╭─ Data supplied

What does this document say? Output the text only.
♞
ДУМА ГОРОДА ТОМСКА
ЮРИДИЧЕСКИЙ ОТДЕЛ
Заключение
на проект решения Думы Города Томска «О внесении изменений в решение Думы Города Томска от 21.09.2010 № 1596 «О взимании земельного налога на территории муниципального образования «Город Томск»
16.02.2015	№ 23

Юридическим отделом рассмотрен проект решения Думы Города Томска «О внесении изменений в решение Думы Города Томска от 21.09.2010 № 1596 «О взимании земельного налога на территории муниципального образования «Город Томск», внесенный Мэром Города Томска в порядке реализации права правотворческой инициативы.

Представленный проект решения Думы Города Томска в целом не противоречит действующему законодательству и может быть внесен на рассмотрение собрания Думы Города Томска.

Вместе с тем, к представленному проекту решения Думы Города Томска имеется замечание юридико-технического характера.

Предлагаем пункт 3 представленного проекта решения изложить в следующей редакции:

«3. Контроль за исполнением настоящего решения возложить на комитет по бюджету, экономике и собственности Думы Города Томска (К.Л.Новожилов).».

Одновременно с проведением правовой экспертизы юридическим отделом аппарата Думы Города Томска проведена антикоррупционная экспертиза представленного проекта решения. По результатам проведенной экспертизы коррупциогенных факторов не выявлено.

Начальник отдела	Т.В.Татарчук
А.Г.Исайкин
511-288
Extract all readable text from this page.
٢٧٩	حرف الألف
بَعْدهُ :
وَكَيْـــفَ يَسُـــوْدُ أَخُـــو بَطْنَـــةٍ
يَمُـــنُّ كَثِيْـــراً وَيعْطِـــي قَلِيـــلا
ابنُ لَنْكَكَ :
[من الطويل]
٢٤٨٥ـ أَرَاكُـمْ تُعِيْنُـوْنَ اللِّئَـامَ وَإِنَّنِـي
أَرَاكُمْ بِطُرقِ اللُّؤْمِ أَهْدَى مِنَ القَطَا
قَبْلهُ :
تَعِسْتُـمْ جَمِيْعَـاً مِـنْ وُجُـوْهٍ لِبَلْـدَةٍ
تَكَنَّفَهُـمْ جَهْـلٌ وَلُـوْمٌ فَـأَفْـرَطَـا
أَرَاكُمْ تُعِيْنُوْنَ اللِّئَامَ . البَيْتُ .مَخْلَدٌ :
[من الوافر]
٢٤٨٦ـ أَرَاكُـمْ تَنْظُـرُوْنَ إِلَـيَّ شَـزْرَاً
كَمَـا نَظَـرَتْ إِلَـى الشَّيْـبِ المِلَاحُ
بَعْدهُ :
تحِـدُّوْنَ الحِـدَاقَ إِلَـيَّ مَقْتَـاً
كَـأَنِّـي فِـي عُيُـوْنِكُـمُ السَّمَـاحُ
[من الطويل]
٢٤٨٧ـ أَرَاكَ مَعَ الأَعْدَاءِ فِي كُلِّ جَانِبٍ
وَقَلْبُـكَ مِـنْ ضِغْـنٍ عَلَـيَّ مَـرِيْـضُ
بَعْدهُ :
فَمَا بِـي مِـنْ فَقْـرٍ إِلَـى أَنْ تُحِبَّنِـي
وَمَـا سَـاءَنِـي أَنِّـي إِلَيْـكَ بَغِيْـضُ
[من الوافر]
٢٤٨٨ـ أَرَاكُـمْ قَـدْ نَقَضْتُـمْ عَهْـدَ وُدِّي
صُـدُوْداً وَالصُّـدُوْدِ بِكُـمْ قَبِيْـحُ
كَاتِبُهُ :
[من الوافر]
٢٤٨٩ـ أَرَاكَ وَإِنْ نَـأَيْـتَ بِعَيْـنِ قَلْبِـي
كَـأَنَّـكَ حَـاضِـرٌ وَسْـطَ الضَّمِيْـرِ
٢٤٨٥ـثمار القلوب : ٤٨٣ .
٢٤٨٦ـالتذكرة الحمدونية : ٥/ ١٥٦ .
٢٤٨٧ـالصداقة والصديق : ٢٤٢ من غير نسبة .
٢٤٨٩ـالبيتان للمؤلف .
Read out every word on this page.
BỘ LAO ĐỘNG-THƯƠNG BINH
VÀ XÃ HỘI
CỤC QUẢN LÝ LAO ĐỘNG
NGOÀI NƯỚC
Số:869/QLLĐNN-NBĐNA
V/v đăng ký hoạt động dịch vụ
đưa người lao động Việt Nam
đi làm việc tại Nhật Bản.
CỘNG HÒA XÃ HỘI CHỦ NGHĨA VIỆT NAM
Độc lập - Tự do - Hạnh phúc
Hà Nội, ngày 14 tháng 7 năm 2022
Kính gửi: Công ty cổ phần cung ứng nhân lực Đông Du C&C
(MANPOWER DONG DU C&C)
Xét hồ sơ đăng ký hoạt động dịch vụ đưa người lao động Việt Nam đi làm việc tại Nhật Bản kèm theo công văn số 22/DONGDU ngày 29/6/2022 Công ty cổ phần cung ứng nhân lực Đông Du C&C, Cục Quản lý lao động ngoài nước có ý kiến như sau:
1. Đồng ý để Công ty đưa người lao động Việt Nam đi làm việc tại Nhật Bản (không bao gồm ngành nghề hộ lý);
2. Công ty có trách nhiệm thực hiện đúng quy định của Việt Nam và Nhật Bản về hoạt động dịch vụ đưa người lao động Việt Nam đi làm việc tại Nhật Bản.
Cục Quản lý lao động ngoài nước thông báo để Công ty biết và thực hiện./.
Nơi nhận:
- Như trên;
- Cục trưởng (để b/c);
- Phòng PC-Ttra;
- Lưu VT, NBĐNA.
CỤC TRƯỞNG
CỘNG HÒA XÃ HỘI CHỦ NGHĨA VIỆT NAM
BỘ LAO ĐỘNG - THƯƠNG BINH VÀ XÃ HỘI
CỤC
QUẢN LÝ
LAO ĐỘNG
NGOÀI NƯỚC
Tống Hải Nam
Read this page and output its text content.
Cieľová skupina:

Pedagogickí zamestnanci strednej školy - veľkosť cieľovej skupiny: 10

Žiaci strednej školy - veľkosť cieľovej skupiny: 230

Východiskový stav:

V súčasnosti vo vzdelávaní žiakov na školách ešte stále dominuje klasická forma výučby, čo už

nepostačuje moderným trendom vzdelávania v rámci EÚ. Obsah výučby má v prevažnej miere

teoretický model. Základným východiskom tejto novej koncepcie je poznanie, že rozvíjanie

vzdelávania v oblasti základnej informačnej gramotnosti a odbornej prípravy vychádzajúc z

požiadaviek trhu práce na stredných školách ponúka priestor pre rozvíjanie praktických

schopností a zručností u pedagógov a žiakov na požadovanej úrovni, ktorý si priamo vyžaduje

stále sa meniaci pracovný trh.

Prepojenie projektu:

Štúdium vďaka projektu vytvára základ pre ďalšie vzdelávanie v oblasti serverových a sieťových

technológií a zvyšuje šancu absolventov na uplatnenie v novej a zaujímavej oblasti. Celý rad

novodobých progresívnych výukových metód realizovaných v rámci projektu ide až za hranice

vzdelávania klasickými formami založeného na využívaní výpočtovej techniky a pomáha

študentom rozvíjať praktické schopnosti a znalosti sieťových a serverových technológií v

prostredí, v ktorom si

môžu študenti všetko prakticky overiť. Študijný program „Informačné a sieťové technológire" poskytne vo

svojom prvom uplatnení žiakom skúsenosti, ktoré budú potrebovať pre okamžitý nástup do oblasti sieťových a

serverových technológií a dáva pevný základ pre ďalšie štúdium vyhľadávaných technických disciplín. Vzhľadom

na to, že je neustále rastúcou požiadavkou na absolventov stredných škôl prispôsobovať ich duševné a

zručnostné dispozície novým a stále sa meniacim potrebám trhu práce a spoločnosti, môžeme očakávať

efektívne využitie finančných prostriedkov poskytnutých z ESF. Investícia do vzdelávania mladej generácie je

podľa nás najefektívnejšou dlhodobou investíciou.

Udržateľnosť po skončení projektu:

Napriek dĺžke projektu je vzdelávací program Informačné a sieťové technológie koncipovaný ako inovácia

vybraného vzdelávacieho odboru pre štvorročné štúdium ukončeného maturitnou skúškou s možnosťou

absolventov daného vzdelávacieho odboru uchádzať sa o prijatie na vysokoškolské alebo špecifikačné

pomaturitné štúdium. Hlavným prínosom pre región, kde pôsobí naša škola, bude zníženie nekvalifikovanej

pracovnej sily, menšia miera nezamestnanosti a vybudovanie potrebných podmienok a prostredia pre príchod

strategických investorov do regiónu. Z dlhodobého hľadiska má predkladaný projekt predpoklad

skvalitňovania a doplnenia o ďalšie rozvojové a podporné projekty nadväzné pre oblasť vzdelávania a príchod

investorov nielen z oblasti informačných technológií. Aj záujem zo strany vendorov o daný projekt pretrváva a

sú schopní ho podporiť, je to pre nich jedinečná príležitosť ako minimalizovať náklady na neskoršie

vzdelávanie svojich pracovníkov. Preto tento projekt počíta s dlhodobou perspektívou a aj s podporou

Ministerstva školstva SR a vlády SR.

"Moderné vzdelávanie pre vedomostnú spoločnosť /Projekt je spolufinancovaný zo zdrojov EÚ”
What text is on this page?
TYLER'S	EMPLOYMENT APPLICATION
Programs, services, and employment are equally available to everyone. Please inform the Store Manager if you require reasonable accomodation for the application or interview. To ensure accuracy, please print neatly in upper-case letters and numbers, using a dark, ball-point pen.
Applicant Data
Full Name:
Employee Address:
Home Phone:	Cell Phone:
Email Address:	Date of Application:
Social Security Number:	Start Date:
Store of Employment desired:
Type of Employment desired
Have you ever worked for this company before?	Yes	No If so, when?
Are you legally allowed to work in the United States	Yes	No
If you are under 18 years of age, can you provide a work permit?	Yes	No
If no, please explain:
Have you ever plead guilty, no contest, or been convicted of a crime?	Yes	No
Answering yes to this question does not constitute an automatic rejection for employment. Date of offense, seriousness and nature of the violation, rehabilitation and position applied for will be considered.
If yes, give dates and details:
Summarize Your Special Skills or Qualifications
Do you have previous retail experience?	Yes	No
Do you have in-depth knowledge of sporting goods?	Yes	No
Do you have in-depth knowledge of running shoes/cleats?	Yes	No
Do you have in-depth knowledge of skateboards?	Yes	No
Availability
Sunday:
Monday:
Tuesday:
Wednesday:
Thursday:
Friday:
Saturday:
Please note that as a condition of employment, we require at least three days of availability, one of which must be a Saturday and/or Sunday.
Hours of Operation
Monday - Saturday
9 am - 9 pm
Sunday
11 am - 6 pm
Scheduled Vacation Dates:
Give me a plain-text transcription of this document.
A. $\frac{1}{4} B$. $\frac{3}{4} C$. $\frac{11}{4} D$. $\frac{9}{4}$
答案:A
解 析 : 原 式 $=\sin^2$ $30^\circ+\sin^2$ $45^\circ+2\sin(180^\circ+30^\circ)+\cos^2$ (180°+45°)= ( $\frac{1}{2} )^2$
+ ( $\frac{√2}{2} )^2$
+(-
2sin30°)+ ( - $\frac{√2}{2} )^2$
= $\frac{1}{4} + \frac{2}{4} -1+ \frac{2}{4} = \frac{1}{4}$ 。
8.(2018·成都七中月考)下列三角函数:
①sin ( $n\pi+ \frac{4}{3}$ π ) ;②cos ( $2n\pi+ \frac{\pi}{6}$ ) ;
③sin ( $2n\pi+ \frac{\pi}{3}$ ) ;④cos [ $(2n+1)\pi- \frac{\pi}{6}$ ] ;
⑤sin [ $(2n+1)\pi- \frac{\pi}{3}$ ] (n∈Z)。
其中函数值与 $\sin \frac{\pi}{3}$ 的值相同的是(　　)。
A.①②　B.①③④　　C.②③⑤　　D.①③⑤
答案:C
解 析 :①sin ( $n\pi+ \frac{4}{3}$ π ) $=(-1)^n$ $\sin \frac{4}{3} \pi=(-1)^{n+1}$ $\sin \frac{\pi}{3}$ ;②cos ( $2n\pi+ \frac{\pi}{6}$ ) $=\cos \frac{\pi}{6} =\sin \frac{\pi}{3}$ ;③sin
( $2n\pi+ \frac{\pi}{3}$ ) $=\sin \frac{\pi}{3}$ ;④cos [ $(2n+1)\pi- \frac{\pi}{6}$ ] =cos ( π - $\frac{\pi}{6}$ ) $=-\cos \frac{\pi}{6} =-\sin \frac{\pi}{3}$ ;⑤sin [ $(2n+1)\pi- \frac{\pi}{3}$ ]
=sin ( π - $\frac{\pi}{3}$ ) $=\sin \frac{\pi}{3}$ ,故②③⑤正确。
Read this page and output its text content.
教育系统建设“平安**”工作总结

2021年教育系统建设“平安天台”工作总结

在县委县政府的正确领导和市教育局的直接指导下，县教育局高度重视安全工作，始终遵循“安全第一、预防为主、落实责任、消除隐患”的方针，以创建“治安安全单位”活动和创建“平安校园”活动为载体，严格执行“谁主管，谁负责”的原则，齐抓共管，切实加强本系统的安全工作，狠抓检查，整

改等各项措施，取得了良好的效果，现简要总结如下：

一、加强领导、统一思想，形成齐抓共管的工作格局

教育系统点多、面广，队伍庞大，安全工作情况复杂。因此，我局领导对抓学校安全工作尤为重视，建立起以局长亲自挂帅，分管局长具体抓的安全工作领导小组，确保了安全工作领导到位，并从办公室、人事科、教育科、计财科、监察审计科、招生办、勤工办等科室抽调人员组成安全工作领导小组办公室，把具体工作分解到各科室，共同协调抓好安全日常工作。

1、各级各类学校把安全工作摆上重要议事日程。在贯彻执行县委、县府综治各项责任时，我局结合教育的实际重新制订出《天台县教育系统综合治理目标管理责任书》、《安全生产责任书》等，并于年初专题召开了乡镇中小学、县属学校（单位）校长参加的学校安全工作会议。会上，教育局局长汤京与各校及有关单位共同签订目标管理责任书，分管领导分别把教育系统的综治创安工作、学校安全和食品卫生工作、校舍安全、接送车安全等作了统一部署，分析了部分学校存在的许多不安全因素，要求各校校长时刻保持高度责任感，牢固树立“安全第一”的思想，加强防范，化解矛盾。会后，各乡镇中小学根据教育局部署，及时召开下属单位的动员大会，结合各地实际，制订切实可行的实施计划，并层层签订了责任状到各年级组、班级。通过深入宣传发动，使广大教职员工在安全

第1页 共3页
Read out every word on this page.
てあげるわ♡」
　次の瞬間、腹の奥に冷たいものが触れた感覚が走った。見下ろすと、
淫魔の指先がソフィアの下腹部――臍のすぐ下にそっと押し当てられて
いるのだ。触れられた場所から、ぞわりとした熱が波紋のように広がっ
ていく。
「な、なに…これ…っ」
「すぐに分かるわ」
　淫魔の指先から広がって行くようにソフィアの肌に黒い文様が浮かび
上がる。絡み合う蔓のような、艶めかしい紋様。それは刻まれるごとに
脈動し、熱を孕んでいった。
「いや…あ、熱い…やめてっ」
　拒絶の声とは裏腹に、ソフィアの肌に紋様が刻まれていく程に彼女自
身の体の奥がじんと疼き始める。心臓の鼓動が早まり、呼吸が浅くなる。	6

╰─

◆ **Set problem**
Collect the complete line wherever the string "oblasti" appears in the records.

◆ **Result**
vzdelávania v oblasti základnej informačnej gramotnosti a odbornej prípravy vychádzajúc z
Štúdium vďaka projektu vytvára základ pre ďalšie vzdelávanie v oblasti serverových a sieťových
technológií a zvyšuje šancu absolventov na uplatnenie v novej a zaujímavej oblasti. Celý rad
svojom prvom uplatnení žiakom skúsenosti, ktoré budú potrebovať pre okamžitý nástup do oblasti sieťových a
investorov nielen z oblasti informačných technológií. Aj záujem zo strany vendorov o daný projekt pretrváva a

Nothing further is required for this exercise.